Short problem =>
Write out the whole listing below word for word, leaving out the pictures.

Exercise data =>
-- -- --
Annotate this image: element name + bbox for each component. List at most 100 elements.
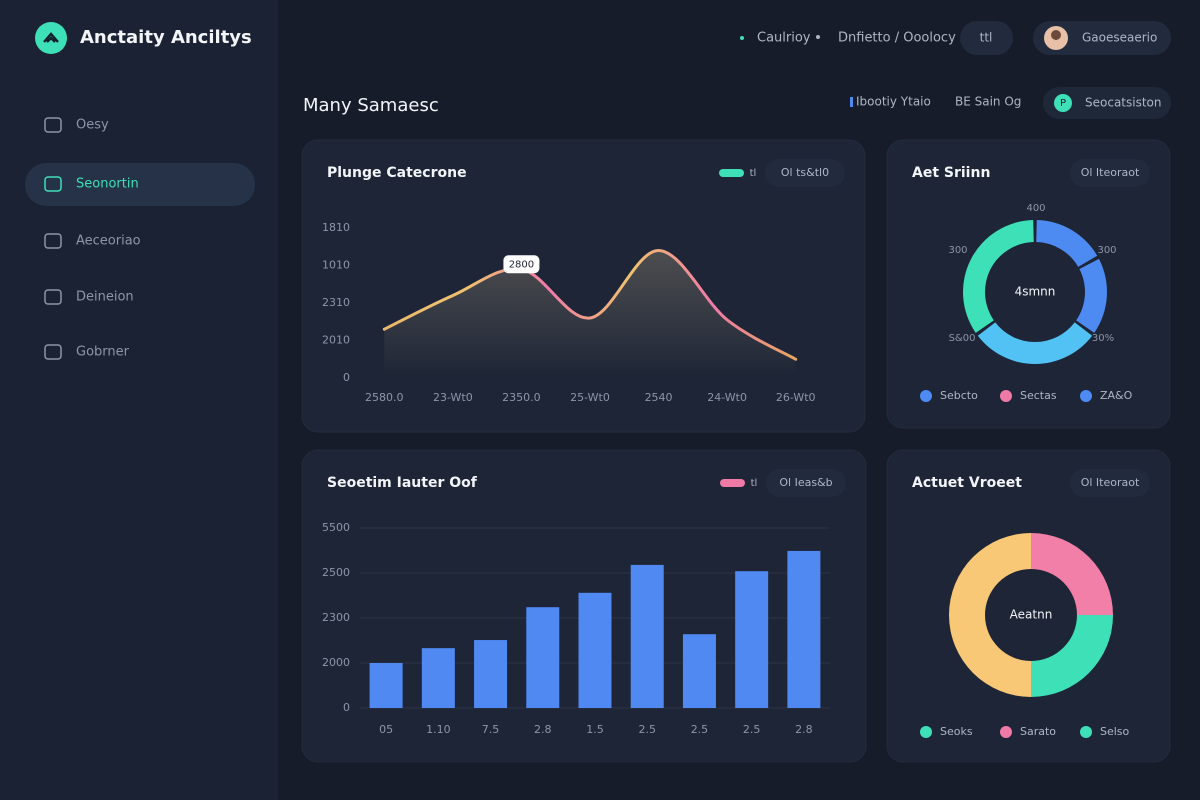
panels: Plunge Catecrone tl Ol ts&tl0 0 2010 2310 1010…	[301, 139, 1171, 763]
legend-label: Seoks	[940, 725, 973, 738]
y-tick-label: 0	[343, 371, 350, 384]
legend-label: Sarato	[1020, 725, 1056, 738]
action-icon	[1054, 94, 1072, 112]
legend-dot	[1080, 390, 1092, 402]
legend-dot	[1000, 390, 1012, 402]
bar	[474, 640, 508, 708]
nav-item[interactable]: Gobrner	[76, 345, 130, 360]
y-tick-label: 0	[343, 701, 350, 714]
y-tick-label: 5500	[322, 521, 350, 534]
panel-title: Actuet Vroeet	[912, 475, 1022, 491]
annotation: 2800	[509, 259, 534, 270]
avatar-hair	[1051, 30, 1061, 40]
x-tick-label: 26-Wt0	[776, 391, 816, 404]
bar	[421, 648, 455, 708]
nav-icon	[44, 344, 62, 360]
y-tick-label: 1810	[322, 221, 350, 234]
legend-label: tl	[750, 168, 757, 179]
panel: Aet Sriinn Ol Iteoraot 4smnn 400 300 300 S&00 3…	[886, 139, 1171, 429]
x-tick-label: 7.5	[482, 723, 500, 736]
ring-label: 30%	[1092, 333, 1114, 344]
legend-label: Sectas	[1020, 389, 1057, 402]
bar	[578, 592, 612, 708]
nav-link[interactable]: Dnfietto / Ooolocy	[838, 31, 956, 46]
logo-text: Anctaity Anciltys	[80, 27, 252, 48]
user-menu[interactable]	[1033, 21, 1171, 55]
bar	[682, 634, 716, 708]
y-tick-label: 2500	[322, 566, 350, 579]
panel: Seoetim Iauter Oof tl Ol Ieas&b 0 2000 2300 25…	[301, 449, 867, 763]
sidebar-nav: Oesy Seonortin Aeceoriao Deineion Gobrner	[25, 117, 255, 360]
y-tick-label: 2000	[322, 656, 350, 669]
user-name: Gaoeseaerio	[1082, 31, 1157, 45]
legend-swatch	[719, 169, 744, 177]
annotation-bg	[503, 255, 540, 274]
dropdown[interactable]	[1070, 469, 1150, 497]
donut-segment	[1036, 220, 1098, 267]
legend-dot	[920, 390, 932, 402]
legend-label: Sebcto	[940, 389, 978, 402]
-- -- --
Response to the exercise =>
Annotate this image: element name + bbox for each component. List at most 100 elements.
panels: Plunge Catecrone tl Ol ts&tl0 0 2010 2310 1010…	[301, 139, 1171, 763]
legend-label: Seoks	[940, 725, 973, 738]
y-tick-label: 0	[343, 371, 350, 384]
legend-label: Sarato	[1020, 725, 1056, 738]
action-icon	[1054, 94, 1072, 112]
legend-dot	[1080, 390, 1092, 402]
legend-dot	[1000, 390, 1012, 402]
bar	[474, 640, 508, 708]
nav-item[interactable]: Gobrner	[76, 345, 130, 360]
y-tick-label: 0	[343, 701, 350, 714]
y-tick-label: 5500	[322, 521, 350, 534]
panel-title: Actuet Vroeet	[912, 475, 1022, 491]
annotation: 2800	[509, 259, 534, 270]
avatar-hair	[1051, 30, 1061, 40]
x-tick-label: 26-Wt0	[776, 391, 816, 404]
bar	[421, 648, 455, 708]
nav-icon	[44, 344, 62, 360]
y-tick-label: 1810	[322, 221, 350, 234]
legend-label: tl	[750, 168, 757, 179]
panel: Aet Sriinn Ol Iteoraot 4smnn 400 300 300 S&00 3…	[886, 139, 1171, 429]
x-tick-label: 7.5	[482, 723, 500, 736]
ring-label: 30%	[1092, 333, 1114, 344]
legend-label: Sectas	[1020, 389, 1057, 402]
bar	[578, 592, 612, 708]
nav-link[interactable]: Dnfietto / Ooolocy	[838, 31, 956, 46]
logo-text: Anctaity Anciltys	[80, 27, 252, 48]
user-menu[interactable]	[1033, 21, 1171, 55]
bar	[682, 634, 716, 708]
y-tick-label: 2500	[322, 566, 350, 579]
panel: Seoetim Iauter Oof tl Ol Ieas&b 0 2000 2300 25…	[301, 449, 867, 763]
sidebar-nav: Oesy Seonortin Aeceoriao Deineion Gobrner	[25, 117, 255, 360]
y-tick-label: 2000	[322, 656, 350, 669]
user-name: Gaoeseaerio	[1082, 31, 1157, 45]
legend-swatch	[719, 169, 744, 177]
annotation-bg	[503, 255, 540, 274]
dropdown[interactable]	[1070, 469, 1150, 497]
donut-segment	[1036, 220, 1098, 267]
legend-dot	[920, 390, 932, 402]
legend-label: Sebcto	[940, 389, 978, 402]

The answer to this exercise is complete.